§ **WRITTEN PROBLEM**: Reproduce all of the records exactly.

--- BEGIN DATASET ---

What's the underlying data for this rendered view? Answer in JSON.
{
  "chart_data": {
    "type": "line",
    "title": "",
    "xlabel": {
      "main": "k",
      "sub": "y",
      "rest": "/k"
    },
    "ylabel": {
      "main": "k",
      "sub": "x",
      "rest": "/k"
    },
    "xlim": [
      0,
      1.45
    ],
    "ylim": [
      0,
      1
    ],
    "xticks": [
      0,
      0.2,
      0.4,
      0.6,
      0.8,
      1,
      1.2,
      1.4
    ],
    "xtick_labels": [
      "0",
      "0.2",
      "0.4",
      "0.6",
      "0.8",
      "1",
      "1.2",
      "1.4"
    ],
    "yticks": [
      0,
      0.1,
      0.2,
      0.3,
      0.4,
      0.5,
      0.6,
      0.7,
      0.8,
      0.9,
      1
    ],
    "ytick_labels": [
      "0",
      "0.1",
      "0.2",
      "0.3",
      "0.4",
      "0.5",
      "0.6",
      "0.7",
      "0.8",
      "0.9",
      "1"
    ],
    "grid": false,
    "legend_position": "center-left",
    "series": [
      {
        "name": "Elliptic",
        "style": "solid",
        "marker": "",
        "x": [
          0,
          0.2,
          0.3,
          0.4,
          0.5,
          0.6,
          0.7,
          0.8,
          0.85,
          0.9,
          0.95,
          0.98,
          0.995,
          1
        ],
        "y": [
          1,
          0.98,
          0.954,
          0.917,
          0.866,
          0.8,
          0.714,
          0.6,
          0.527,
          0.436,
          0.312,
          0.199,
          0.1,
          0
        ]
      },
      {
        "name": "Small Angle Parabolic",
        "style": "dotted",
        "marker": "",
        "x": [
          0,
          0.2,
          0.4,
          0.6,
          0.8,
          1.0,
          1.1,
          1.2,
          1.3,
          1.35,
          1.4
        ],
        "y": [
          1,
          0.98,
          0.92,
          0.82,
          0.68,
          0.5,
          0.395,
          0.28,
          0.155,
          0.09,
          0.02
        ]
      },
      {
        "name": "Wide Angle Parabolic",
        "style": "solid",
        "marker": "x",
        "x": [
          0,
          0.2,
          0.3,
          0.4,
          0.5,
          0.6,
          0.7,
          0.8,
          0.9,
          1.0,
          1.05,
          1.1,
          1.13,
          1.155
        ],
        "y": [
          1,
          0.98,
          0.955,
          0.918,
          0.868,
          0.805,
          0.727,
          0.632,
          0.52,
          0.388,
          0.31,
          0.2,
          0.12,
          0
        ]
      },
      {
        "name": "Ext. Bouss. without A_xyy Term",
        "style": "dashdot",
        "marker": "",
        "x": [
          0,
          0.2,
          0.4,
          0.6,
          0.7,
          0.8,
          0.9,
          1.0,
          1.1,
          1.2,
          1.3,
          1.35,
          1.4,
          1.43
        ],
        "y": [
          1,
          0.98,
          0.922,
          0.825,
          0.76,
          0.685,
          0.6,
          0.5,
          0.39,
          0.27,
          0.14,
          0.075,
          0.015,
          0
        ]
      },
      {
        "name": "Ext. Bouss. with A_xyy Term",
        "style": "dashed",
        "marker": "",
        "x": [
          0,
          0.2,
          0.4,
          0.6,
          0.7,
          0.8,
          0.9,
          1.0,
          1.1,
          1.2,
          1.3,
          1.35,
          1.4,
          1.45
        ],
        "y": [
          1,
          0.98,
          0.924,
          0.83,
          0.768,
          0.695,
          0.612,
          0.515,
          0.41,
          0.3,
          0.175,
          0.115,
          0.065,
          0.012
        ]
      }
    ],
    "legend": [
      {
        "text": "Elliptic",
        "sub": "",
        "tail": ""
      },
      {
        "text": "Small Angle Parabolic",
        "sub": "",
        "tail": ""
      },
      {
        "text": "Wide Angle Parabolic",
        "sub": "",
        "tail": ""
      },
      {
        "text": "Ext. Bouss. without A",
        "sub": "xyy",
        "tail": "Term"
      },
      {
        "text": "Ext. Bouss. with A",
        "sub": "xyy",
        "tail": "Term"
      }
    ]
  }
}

--- END DATASET ---

§ **EXERCISE SOLUTION**:
What's the underlying data for this rendered view? Answer in JSON.
{
  "chart_data": {
    "type": "line",
    "title": "",
    "xlabel": {
      "main": "k",
      "sub": "y",
      "rest": "/k"
    },
    "ylabel": {
      "main": "k",
      "sub": "x",
      "rest": "/k"
    },
    "xlim": [
      0,
      1.45
    ],
    "ylim": [
      0,
      1
    ],
    "xticks": [
      0,
      0.2,
      0.4,
      0.6,
      0.8,
      1,
      1.2,
      1.4
    ],
    "xtick_labels": [
      "0",
      "0.2",
      "0.4",
      "0.6",
      "0.8",
      "1",
      "1.2",
      "1.4"
    ],
    "yticks": [
      0,
      0.1,
      0.2,
      0.3,
      0.4,
      0.5,
      0.6,
      0.7,
      0.8,
      0.9,
      1
    ],
    "ytick_labels": [
      "0",
      "0.1",
      "0.2",
      "0.3",
      "0.4",
      "0.5",
      "0.6",
      "0.7",
      "0.8",
      "0.9",
      "1"
    ],
    "grid": false,
    "legend_position": "center-left",
    "series": [
      {
        "name": "Elliptic",
        "style": "solid",
        "marker": "",
        "x": [
          0,
          0.2,
          0.3,
          0.4,
          0.5,
          0.6,
          0.7,
          0.8,
          0.85,
          0.9,
          0.95,
          0.98,
          0.995,
          1
        ],
        "y": [
          1,
          0.98,
          0.954,
          0.917,
          0.866,
          0.8,
          0.714,
          0.6,
          0.527,
          0.436,
          0.312,
          0.199,
          0.1,
          0
        ]
      },
      {
        "name": "Small Angle Parabolic",
        "style": "dotted",
        "marker": "",
        "x": [
          0,
          0.2,
          0.4,
          0.6,
          0.8,
          1.0,
          1.1,
          1.2,
          1.3,
          1.35,
          1.4
        ],
        "y": [
          1,
          0.98,
          0.92,
          0.82,
          0.68,
          0.5,
          0.395,
          0.28,
          0.155,
          0.09,
          0.02
        ]
      },
      {
        "name": "Wide Angle Parabolic",
        "style": "solid",
        "marker": "x",
        "x": [
          0,
          0.2,
          0.3,
          0.4,
          0.5,
          0.6,
          0.7,
          0.8,
          0.9,
          1.0,
          1.05,
          1.1,
          1.13,
          1.155
        ],
        "y": [
          1,
          0.98,
          0.955,
          0.918,
          0.868,
          0.805,
          0.727,
          0.632,
          0.52,
          0.388,
          0.31,
          0.2,
          0.12,
          0
        ]
      },
      {
        "name": "Ext. Bouss. without A_xyy Term",
        "style": "dashdot",
        "marker": "",
        "x": [
          0,
          0.2,
          0.4,
          0.6,
          0.7,
          0.8,
          0.9,
          1.0,
          1.1,
          1.2,
          1.3,
          1.35,
          1.4,
          1.43
        ],
        "y": [
          1,
          0.98,
          0.922,
          0.825,
          0.76,
          0.685,
          0.6,
          0.5,
          0.39,
          0.27,
          0.14,
          0.075,
          0.015,
          0
        ]
      },
      {
        "name": "Ext. Bouss. with A_xyy Term",
        "style": "dashed",
        "marker": "",
        "x": [
          0,
          0.2,
          0.4,
          0.6,
          0.7,
          0.8,
          0.9,
          1.0,
          1.1,
          1.2,
          1.3,
          1.35,
          1.4,
          1.45
        ],
        "y": [
          1,
          0.98,
          0.924,
          0.83,
          0.768,
          0.695,
          0.612,
          0.515,
          0.41,
          0.3,
          0.175,
          0.115,
          0.065,
          0.012
        ]
      }
    ],
    "legend": [
      {
        "text": "Elliptic",
        "sub": "",
        "tail": ""
      },
      {
        "text": "Small Angle Parabolic",
        "sub": "",
        "tail": ""
      },
      {
        "text": "Wide Angle Parabolic",
        "sub": "",
        "tail": ""
      },
      {
        "text": "Ext. Bouss. without A",
        "sub": "xyy",
        "tail": "Term"
      },
      {
        "text": "Ext. Bouss. with A",
        "sub": "xyy",
        "tail": "Term"
      }
    ]
  }
}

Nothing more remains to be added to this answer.